— START Exercise inputs —

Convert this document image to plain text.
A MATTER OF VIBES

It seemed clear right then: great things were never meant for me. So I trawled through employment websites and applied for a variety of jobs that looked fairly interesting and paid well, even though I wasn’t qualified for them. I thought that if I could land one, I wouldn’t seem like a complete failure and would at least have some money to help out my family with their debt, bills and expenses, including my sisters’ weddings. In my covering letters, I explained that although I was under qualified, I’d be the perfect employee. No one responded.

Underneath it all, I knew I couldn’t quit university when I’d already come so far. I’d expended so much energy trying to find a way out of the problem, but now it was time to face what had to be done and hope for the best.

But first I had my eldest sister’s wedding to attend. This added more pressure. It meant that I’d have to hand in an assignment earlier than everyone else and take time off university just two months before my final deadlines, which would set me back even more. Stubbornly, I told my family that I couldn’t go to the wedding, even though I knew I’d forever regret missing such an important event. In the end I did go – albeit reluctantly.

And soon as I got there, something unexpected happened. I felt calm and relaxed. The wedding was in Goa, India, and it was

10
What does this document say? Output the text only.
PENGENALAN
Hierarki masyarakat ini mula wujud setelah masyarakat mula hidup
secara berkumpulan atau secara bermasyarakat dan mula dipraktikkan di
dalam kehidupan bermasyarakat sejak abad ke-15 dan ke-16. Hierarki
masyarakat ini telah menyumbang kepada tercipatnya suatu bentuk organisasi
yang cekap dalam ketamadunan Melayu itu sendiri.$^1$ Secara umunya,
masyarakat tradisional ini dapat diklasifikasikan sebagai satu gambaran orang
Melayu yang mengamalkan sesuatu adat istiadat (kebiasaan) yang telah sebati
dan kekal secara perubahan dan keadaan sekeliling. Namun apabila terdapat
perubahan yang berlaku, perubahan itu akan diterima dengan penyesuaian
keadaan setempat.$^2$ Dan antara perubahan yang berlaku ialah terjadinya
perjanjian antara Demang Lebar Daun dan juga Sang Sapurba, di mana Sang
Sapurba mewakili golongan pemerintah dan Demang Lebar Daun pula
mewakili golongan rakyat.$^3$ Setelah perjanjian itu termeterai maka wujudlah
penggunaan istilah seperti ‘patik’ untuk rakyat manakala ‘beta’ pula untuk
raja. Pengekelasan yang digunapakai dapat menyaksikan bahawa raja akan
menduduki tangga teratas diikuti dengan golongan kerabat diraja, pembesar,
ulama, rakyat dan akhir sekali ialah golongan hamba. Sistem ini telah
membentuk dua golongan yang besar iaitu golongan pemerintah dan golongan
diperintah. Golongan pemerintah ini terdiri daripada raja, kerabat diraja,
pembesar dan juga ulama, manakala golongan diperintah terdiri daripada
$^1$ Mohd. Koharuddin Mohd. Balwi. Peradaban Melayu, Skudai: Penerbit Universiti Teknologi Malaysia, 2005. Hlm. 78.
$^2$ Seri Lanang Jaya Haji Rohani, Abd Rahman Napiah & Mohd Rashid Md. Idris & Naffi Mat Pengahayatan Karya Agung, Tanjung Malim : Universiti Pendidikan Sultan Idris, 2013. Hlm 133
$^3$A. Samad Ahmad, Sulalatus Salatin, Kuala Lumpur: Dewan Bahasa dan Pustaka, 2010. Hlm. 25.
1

— END Exercise inputs —

▶ [The request]
Report each line in the preceding entries that holds the string "Sapurba".

▶ [Correct answer]
perjanjian antara Demang Lebar Daun dan juga Sang Sapurba, di mana Sang
Sapurba mewakili golongan pemerintah dan Demang Lebar Daun pula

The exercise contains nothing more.